━━━ Extracted material ━━━

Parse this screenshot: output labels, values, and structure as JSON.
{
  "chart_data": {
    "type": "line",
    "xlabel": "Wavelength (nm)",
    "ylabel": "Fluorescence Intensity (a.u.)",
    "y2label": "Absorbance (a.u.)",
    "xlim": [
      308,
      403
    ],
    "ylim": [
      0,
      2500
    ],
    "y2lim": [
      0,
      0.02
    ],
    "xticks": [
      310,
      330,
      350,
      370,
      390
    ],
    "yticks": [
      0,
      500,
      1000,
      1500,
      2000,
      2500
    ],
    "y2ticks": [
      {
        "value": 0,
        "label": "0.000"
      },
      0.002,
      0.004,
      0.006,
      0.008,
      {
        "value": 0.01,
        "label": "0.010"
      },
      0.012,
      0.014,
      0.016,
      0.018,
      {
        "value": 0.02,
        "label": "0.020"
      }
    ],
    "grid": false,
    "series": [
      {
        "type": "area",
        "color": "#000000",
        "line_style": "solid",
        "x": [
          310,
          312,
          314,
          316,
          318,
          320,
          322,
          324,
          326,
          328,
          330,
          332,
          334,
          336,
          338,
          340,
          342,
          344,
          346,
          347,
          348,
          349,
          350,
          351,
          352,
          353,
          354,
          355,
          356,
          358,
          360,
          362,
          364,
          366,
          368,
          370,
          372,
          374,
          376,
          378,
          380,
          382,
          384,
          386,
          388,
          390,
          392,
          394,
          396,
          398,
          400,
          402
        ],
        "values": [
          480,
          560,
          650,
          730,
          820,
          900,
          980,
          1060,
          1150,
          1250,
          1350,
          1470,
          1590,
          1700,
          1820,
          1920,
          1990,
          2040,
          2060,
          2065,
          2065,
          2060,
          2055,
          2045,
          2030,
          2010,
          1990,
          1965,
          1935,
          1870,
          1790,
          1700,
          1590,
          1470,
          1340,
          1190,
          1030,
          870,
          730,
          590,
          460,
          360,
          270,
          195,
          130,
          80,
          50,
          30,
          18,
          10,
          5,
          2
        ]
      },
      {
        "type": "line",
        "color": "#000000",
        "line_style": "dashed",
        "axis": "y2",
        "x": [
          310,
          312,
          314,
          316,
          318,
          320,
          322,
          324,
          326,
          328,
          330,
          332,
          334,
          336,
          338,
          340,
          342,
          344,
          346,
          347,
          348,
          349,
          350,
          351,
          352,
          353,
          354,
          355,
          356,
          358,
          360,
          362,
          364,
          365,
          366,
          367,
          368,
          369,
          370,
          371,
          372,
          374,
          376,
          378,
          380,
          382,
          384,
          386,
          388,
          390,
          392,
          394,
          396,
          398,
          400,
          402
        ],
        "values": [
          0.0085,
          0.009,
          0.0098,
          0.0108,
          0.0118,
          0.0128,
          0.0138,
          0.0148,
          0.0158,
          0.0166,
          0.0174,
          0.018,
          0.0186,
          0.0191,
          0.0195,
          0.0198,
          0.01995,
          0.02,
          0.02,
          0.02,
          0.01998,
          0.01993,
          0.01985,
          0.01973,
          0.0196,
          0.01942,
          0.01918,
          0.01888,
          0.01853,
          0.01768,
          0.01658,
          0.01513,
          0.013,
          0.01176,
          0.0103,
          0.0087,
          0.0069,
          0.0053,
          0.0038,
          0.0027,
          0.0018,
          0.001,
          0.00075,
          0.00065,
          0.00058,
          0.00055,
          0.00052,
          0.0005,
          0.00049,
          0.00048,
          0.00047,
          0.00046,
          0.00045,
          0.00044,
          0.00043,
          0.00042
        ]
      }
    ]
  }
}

━━━

▶ [What is expected]
Reproduce the whole listing word for word.

▶ [Result of the exercise]
Parse this screenshot: output labels, values, and structure as JSON.
{
  "chart_data": {
    "type": "line",
    "xlabel": "Wavelength (nm)",
    "ylabel": "Fluorescence Intensity (a.u.)",
    "y2label": "Absorbance (a.u.)",
    "xlim": [
      308,
      403
    ],
    "ylim": [
      0,
      2500
    ],
    "y2lim": [
      0,
      0.02
    ],
    "xticks": [
      310,
      330,
      350,
      370,
      390
    ],
    "yticks": [
      0,
      500,
      1000,
      1500,
      2000,
      2500
    ],
    "y2ticks": [
      {
        "value": 0,
        "label": "0.000"
      },
      0.002,
      0.004,
      0.006,
      0.008,
      {
        "value": 0.01,
        "label": "0.010"
      },
      0.012,
      0.014,
      0.016,
      0.018,
      {
        "value": 0.02,
        "label": "0.020"
      }
    ],
    "grid": false,
    "series": [
      {
        "type": "area",
        "color": "#000000",
        "line_style": "solid",
        "x": [
          310,
          312,
          314,
          316,
          318,
          320,
          322,
          324,
          326,
          328,
          330,
          332,
          334,
          336,
          338,
          340,
          342,
          344,
          346,
          347,
          348,
          349,
          350,
          351,
          352,
          353,
          354,
          355,
          356,
          358,
          360,
          362,
          364,
          366,
          368,
          370,
          372,
          374,
          376,
          378,
          380,
          382,
          384,
          386,
          388,
          390,
          392,
          394,
          396,
          398,
          400,
          402
        ],
        "values": [
          480,
          560,
          650,
          730,
          820,
          900,
          980,
          1060,
          1150,
          1250,
          1350,
          1470,
          1590,
          1700,
          1820,
          1920,
          1990,
          2040,
          2060,
          2065,
          2065,
          2060,
          2055,
          2045,
          2030,
          2010,
          1990,
          1965,
          1935,
          1870,
          1790,
          1700,
          1590,
          1470,
          1340,
          1190,
          1030,
          870,
          730,
          590,
          460,
          360,
          270,
          195,
          130,
          80,
          50,
          30,
          18,
          10,
          5,
          2
        ]
      },
      {
        "type": "line",
        "color": "#000000",
        "line_style": "dashed",
        "axis": "y2",
        "x": [
          310,
          312,
          314,
          316,
          318,
          320,
          322,
          324,
          326,
          328,
          330,
          332,
          334,
          336,
          338,
          340,
          342,
          344,
          346,
          347,
          348,
          349,
          350,
          351,
          352,
          353,
          354,
          355,
          356,
          358,
          360,
          362,
          364,
          365,
          366,
          367,
          368,
          369,
          370,
          371,
          372,
          374,
          376,
          378,
          380,
          382,
          384,
          386,
          388,
          390,
          392,
          394,
          396,
          398,
          400,
          402
        ],
        "values": [
          0.0085,
          0.009,
          0.0098,
          0.0108,
          0.0118,
          0.0128,
          0.0138,
          0.0148,
          0.0158,
          0.0166,
          0.0174,
          0.018,
          0.0186,
          0.0191,
          0.0195,
          0.0198,
          0.01995,
          0.02,
          0.02,
          0.02,
          0.01998,
          0.01993,
          0.01985,
          0.01973,
          0.0196,
          0.01942,
          0.01918,
          0.01888,
          0.01853,
          0.01768,
          0.01658,
          0.01513,
          0.013,
          0.01176,
          0.0103,
          0.0087,
          0.0069,
          0.0053,
          0.0038,
          0.0027,
          0.0018,
          0.001,
          0.00075,
          0.00065,
          0.00058,
          0.00055,
          0.00052,
          0.0005,
          0.00049,
          0.00048,
          0.00047,
          0.00046,
          0.00045,
          0.00044,
          0.00043,
          0.00042
        ]
      }
    ]
  }
}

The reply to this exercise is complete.